> [STATED PROBLEM]:
Please copy every line of the records below without changes, but leave the pictures out.

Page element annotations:

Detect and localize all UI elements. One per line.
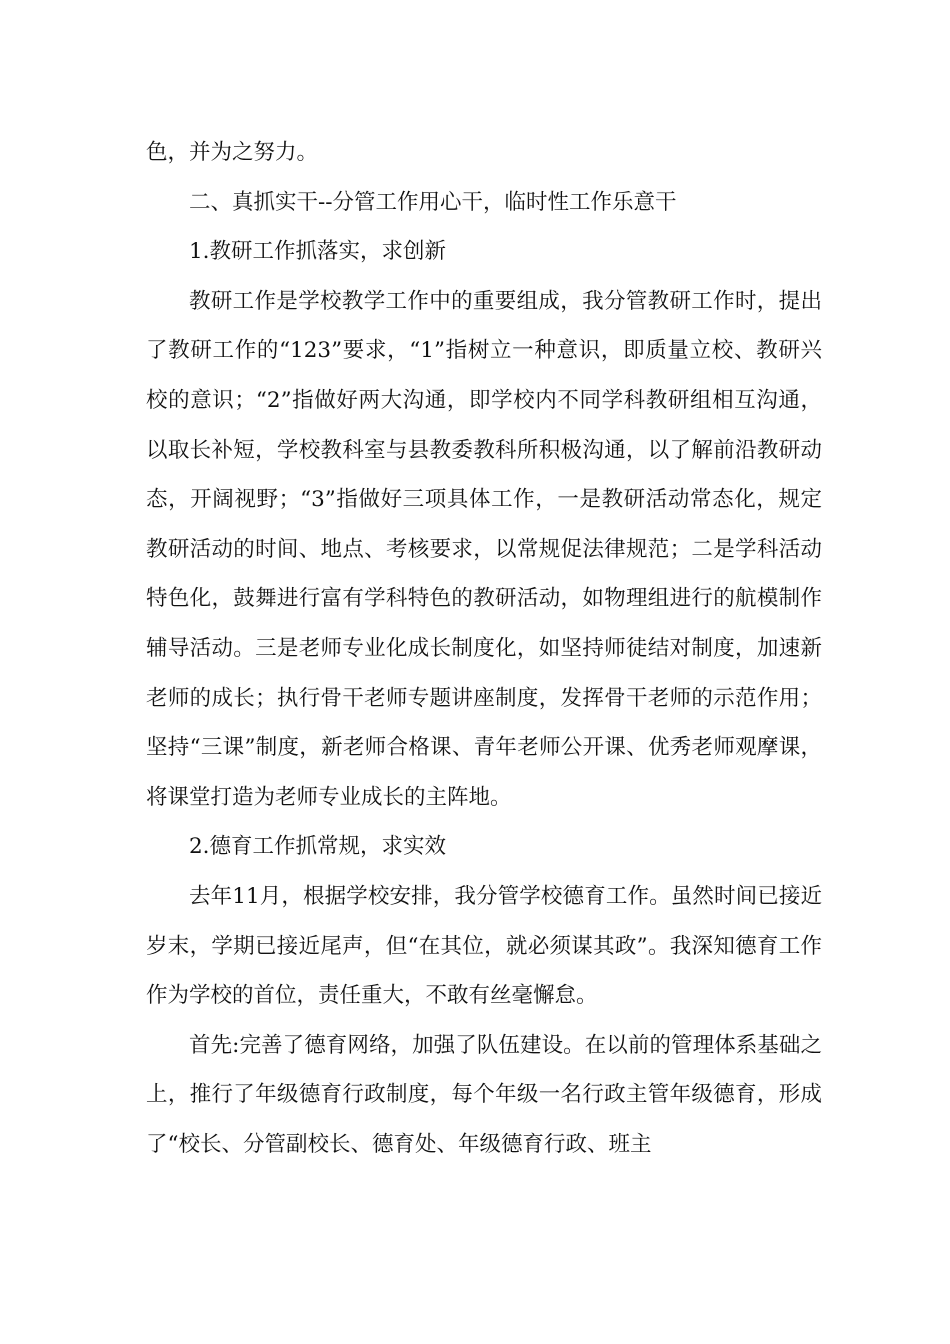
paragraph-moral-education-intro: 去年11月，根据学校安排，我分管学校德育工作。虽然时间已接近岁末，学期已接近尾声，但“在其位，就必须谋其政”。我深知德育工作作为学校的首位，责任重大，不敢有丝毫懈怠。	[146, 883, 822, 1009]
paragraph-teaching-research: 教研工作是学校教学工作中的重要组成，我分管教研工作时，提出了教研工作的“123”要求，“1”指树立一种意识，即质量立校、教研兴校的意识；“2”指做好两大沟通，即学校内不同学科教研组相互沟通，以取长补短，学校教科室与县教委教科所积极沟通，以了解前沿教研动态，开阔视野；“3”指做好三项具体工作，一是教研活动常态化，规定教研活动的时间、地点、考核要求，以常规促法律规范；二是学科活动特色化，鼓舞进行富有学科特色的教研活动，如物理组进行的航模制作辅导活动。三是老师专业化成长制度化，如坚持师徒结对制度，加速新老师的成长；执行骨干老师专题讲座制度，发挥骨干老师的示范作用；坚持“三课”制度，新老师合格课、青年老师公开课、优秀老师观摩课，将课堂打造为老师专业成长的主阵地。	[146, 288, 822, 810]
document-body	[146, 128, 822, 1169]
paragraph-moral-education-network: 首先:完善了德育网络，加强了队伍建设。在以前的管理体系基础之上，推行了年级德育行政制度，每个年级一名行政主管年级德育，形成了“校长、分管副校长、德育处、年级德育行政、班主	[146, 1032, 822, 1157]
subsection-heading-moral-education: 2.德育工作抓常规，求实效	[189, 834, 447, 860]
subsection-heading-teaching-research: 1.教研工作抓落实，求创新	[189, 239, 447, 265]
section-heading: 二、真抓实干--分管工作用心干，临时性工作乐意干	[189, 189, 677, 215]
paragraph-continuation: 色，并为之努力。	[146, 140, 319, 165]
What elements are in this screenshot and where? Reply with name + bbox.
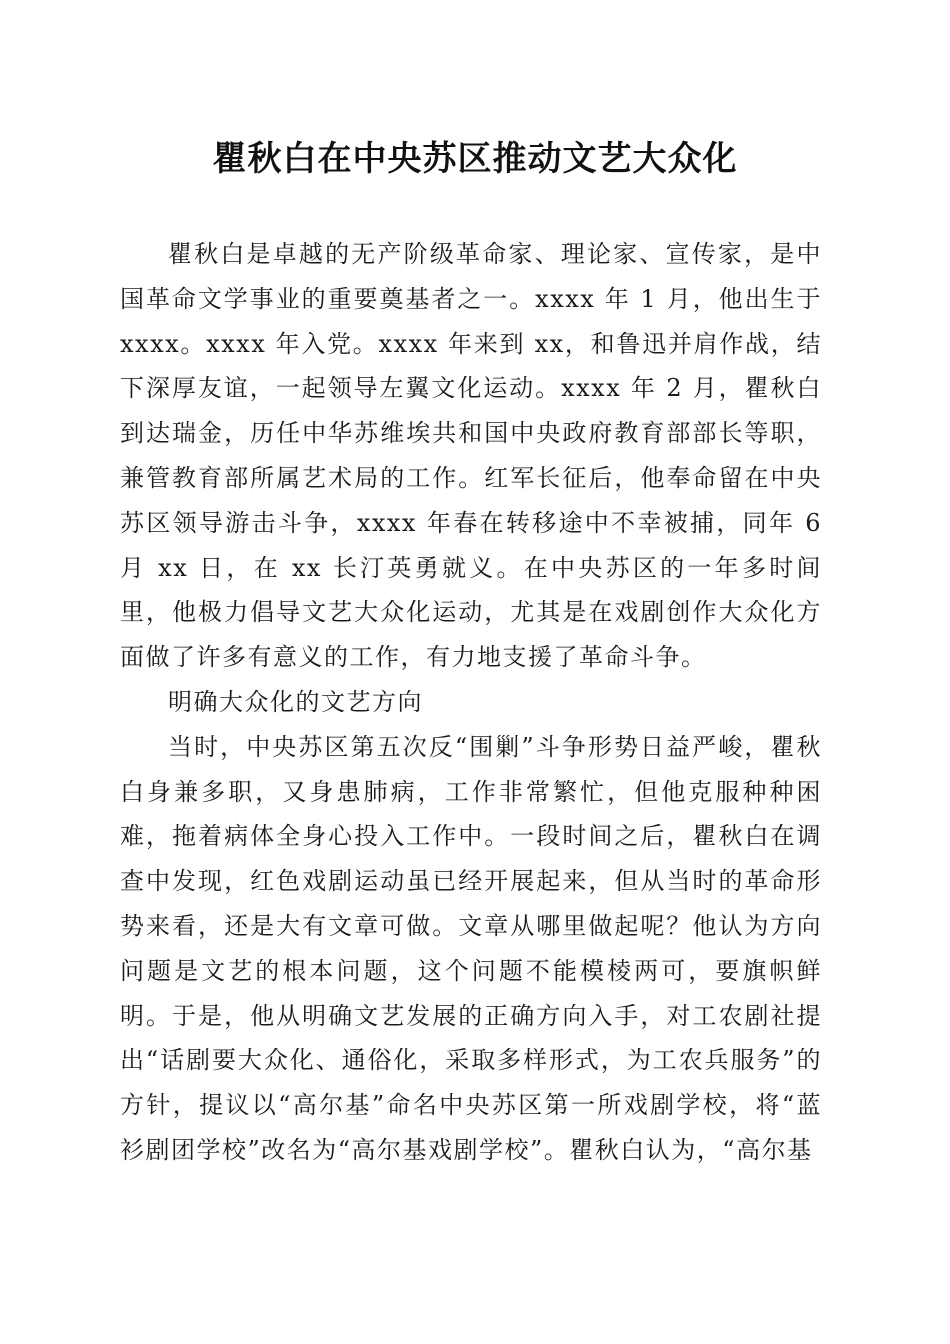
section-paragraph: 当时，中央苏区第五次反“围剿”斗争形势日益严峻，瞿秋白身兼多职，又身患肺病，工作非常繁忙，但他克服种种困难，拖着病体全身心投入工作中。一段时间之后，瞿秋白在调查中发现，红色戏剧运动虽已经开展起来，但从当时的革命形势来看，还是大有文章可做。文章从哪里做起呢？他认为方向问题是文艺的根本问题，这个问题不能模棱两可，要旗帜鲜明。于是，他从明确文艺发展的正确方向入手，对工农剧社提出“话剧要大众化、通俗化，采取多样形式，为工农兵服务”的方针，提议以“高尔基”命名中央苏区第一所戏剧学校，将“蓝衫剧团学校”改名为“高尔基戏剧学校”。瞿秋白认为，“高尔基: [120, 732, 822, 1164]
document-body: [120, 232, 822, 1173]
section-heading: 明确大众化的文艺方向: [168, 687, 423, 716]
intro-paragraph: 瞿秋白是卓越的无产阶级革命家、理论家、宣传家，是中国革命文学事业的重要奠基者之一。xxxx 年 1 月，他出生于 xxxx。xxxx 年入党。xxxx 年来到 xx，和鲁迅并肩作战，结下深厚友谊，一起领导左翼文化运动。xxxx 年 2 月，瞿秋白到达瑞金，历任中华苏维埃共和国中央政府教育部部长等职，兼管教育部所属艺术局的工作。红军长征后，他奉命留在中央苏区领导游击斗争，xxxx 年春在转移途中不幸被捕，同年 6 月 xx 日，在 xx 长汀英勇就义。在中央苏区的一年多时间里，他极力倡导文艺大众化运动，尤其是在戏剧创作大众化方面做了许多有意义的工作，有力地支援了革命斗争。: [120, 240, 822, 672]
document-title: 瞿秋白在中央苏区推动文艺大众化: [212, 139, 738, 179]
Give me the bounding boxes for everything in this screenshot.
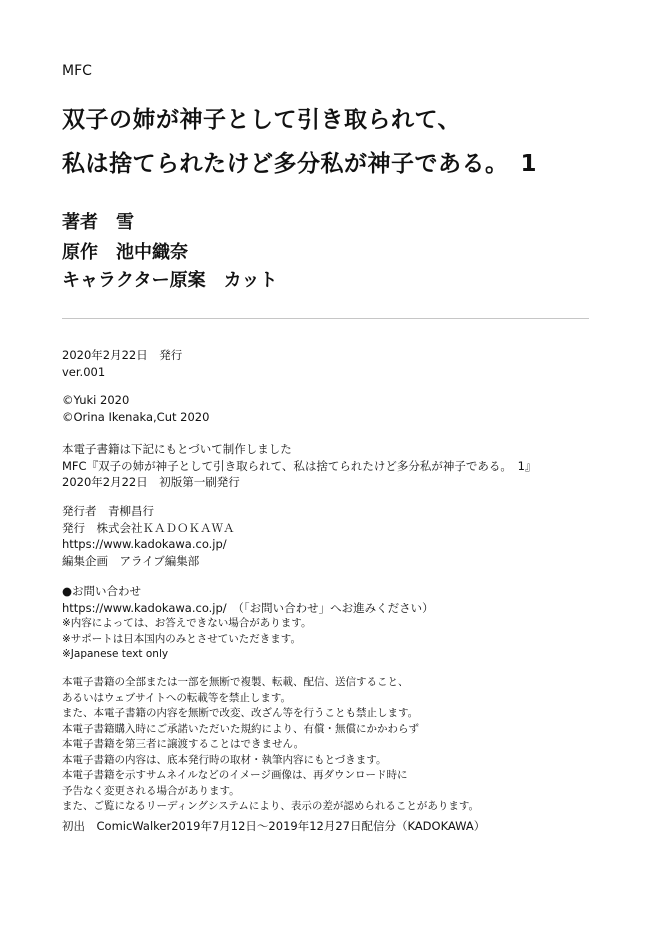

> [ANSWER TO THIS PROBLEM]:
Detect and localize all UI elements. One per line.
paragraph-moral-education-intro: 去年11月，根据学校安排，我分管学校德育工作。虽然时间已接近岁末，学期已接近尾声，但“在其位，就必须谋其政”。我深知德育工作作为学校的首位，责任重大，不敢有丝毫懈怠。	[146, 883, 822, 1009]
paragraph-teaching-research: 教研工作是学校教学工作中的重要组成，我分管教研工作时，提出了教研工作的“123”要求，“1”指树立一种意识，即质量立校、教研兴校的意识；“2”指做好两大沟通，即学校内不同学科教研组相互沟通，以取长补短，学校教科室与县教委教科所积极沟通，以了解前沿教研动态，开阔视野；“3”指做好三项具体工作，一是教研活动常态化，规定教研活动的时间、地点、考核要求，以常规促法律规范；二是学科活动特色化，鼓舞进行富有学科特色的教研活动，如物理组进行的航模制作辅导活动。三是老师专业化成长制度化，如坚持师徒结对制度，加速新老师的成长；执行骨干老师专题讲座制度，发挥骨干老师的示范作用；坚持“三课”制度，新老师合格课、青年老师公开课、优秀老师观摩课，将课堂打造为老师专业成长的主阵地。	[146, 288, 822, 810]
document-body	[146, 128, 822, 1169]
paragraph-moral-education-network: 首先:完善了德育网络，加强了队伍建设。在以前的管理体系基础之上，推行了年级德育行政制度，每个年级一名行政主管年级德育，形成了“校长、分管副校长、德育处、年级德育行政、班主	[146, 1032, 822, 1157]
subsection-heading-moral-education: 2.德育工作抓常规，求实效	[189, 834, 447, 860]
subsection-heading-teaching-research: 1.教研工作抓落实，求创新	[189, 239, 447, 265]
section-heading: 二、真抓实干--分管工作用心干，临时性工作乐意干	[189, 189, 677, 215]
paragraph-continuation: 色，并为之努力。	[146, 140, 319, 165]
What elements are in this screenshot and where? Reply with name + bbox.
section-paragraph: 当时，中央苏区第五次反“围剿”斗争形势日益严峻，瞿秋白身兼多职，又身患肺病，工作非常繁忙，但他克服种种困难，拖着病体全身心投入工作中。一段时间之后，瞿秋白在调查中发现，红色戏剧运动虽已经开展起来，但从当时的革命形势来看，还是大有文章可做。文章从哪里做起呢？他认为方向问题是文艺的根本问题，这个问题不能模棱两可，要旗帜鲜明。于是，他从明确文艺发展的正确方向入手，对工农剧社提出“话剧要大众化、通俗化，采取多样形式，为工农兵服务”的方针，提议以“高尔基”命名中央苏区第一所戏剧学校，将“蓝衫剧团学校”改名为“高尔基戏剧学校”。瞿秋白认为，“高尔基: [120, 732, 822, 1164]
document-body: [120, 232, 822, 1173]
section-heading: 明确大众化的文艺方向: [168, 687, 423, 716]
intro-paragraph: 瞿秋白是卓越的无产阶级革命家、理论家、宣传家，是中国革命文学事业的重要奠基者之一。xxxx 年 1 月，他出生于 xxxx。xxxx 年入党。xxxx 年来到 xx，和鲁迅并肩作战，结下深厚友谊，一起领导左翼文化运动。xxxx 年 2 月，瞿秋白到达瑞金，历任中华苏维埃共和国中央政府教育部部长等职，兼管教育部所属艺术局的工作。红军长征后，他奉命留在中央苏区领导游击斗争，xxxx 年春在转移途中不幸被捕，同年 6 月 xx 日，在 xx 长汀英勇就义。在中央苏区的一年多时间里，他极力倡导文艺大众化运动，尤其是在戏剧创作大众化方面做了许多有意义的工作，有力地支援了革命斗争。: [120, 240, 822, 672]
document-title: 瞿秋白在中央苏区推动文艺大众化: [212, 139, 738, 179]
Give me the bounding boxes for everything in this screenshot.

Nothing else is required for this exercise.